=== EXTRACTED TEXT ===
= = = =
I had an idea for how to do theming with nanoSVG, and spent some time doing basic research and writing it up.
Here’s the detailed notes: SVG Theme Notes
If there is interest from others, I might try an implementation and make it available in a reusable form.
With this scheme, you operate on a loaded SVG, and apply a stylesheet written in JSON that matches SVG elements by id to change colors. Very simple and lean. The SVG remains editable in Inkscape. There would be helpers to add a Theme menu with options for each of the themes you define.
I’d personally be very interested in this as I’m (slowly) building two modues and have been thinking of themeing options. The first being a v2 implementation of an old v0.5/6 plugin that would have different themes.
The other is an alternate firmware port of a well known module that would have completely different panels with maybe some additional colour options for each of the panels.
The original Rack version of Surge did similar to what you’re proposing but with an XML stylesheet.
new version does basically the same just i don’t serialize the color choices to xml but keep them in code.
I definitely used to change SVG colors though and it worked great for those assets. Basically you can just traverse the svg object and whack whatever color you find in the tree. With the new version we really minimized our SVG usage though. Just a few knobs and background panels and the rest we paint into FrameBuffers using a frame buffer lambda class
I think it’s pretty much ready for production, but I’m sure that thought is a brief bit of hubris that won’t survive first contact with real developers. If you run into a problem, I’m listening, and if you find a bug, please open an issue on GitHub.
= = = =
=== EXTRACTED INFORMATION ===

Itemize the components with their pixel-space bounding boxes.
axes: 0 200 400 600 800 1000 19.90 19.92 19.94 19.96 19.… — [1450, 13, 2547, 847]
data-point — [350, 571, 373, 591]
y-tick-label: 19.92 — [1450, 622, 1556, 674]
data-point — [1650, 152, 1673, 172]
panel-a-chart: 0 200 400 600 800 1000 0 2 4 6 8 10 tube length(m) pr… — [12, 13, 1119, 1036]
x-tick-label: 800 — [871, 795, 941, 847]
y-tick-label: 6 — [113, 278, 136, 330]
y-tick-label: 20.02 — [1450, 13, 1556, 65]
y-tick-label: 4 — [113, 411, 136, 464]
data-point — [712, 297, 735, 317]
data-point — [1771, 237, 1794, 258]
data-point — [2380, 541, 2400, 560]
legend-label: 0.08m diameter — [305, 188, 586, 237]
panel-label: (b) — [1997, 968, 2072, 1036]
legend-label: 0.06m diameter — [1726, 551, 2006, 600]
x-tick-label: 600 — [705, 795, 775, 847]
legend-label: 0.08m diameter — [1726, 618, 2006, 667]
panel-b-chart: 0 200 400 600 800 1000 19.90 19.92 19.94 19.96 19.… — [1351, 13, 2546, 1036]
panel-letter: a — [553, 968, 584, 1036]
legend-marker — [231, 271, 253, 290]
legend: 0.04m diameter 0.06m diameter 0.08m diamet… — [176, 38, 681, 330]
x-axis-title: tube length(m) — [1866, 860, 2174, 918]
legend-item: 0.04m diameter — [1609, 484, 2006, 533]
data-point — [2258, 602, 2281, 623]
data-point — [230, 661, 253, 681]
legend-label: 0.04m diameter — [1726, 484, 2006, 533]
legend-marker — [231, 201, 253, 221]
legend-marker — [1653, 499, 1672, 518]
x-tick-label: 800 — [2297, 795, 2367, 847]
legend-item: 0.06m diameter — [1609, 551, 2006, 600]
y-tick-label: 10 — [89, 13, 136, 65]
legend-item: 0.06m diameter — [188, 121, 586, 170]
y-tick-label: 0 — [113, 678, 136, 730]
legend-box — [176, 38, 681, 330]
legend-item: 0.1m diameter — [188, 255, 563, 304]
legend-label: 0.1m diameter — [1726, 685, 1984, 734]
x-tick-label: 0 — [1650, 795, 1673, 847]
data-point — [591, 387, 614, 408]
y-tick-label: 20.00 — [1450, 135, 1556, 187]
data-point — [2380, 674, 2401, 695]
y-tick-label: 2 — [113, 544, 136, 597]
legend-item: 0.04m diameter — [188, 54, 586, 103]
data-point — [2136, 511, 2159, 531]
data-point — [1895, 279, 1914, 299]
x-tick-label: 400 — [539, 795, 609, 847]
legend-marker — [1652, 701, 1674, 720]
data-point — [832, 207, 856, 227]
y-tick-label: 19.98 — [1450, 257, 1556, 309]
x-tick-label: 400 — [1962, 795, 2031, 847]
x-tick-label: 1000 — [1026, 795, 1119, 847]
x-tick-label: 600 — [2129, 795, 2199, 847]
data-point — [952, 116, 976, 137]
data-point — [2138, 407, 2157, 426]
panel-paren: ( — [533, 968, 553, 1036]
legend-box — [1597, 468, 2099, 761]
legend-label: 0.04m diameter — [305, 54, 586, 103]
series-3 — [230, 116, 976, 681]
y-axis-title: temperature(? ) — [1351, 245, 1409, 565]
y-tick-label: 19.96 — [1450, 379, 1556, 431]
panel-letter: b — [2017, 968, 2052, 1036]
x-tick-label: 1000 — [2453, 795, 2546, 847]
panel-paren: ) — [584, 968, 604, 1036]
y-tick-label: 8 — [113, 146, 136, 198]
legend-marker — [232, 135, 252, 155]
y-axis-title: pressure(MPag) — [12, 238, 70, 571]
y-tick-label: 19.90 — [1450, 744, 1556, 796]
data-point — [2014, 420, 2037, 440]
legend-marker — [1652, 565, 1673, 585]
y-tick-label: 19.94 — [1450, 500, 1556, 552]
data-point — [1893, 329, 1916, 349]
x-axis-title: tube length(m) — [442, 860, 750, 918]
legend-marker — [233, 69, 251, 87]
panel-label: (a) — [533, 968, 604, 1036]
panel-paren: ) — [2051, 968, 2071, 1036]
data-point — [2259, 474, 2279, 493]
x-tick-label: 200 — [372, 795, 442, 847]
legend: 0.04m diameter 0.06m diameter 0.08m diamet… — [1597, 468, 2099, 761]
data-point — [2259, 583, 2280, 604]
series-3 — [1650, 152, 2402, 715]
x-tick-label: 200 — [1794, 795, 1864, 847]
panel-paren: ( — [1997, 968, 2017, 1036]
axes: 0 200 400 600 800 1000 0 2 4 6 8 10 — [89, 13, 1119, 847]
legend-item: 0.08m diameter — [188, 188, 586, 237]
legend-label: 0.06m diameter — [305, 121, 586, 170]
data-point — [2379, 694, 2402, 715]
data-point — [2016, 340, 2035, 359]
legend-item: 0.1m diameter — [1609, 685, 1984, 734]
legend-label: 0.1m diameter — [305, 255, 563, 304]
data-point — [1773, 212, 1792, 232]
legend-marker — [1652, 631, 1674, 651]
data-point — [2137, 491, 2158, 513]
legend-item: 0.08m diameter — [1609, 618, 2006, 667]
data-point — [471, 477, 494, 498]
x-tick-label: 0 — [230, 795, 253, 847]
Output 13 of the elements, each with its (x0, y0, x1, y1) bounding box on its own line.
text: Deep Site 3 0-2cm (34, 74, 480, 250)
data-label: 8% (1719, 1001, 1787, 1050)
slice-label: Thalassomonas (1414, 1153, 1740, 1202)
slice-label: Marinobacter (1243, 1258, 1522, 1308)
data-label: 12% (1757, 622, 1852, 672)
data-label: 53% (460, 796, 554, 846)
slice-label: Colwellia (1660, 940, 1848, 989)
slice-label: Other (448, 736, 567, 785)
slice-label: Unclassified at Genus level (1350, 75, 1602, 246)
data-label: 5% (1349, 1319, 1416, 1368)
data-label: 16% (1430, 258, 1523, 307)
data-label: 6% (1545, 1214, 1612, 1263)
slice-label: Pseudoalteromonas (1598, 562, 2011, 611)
= = = =
=== COMPLETE THE FOLLOWING ===
a) In the discussion of theming with nanoSVG, what format is the proposed stylesheet written in?
b) List every file or data format named in the discussion of theming with nanoSVG.
c) Write the next post in the discussion of theming with nanoSVG, continuing after its last sentence.

=== ANSWERS FOR THIS EXERCISE ===
a) The stylesheet is written in JSON.

b) SVG, JSON, XML

c)
I ended up using two header files. One for Rack-independent nanosvg theming, and another for helpers dependent on VCV Rack.
The Demo is a complete working plugin implementing a single Blank panel, backed by an SVG using standard Rack SvgPanel class. The demo also includes an example of a theme-able widget. In this case, a theme-able version of the standard Rack screws. Applying the Dark theme gives you the look of the Rack ScrewBlack, and the Light theme is the look of the Rack ScrewSilver (with one Screw.svg).
The demo shows how to theme a stock widget, and also how to implement theme-able widgets that can all be updated to a new theme with one line of code.
The Theme menu in the module is created by calling another helper that does all the work for you. You just implement a trivially-implementable interface on your module widget.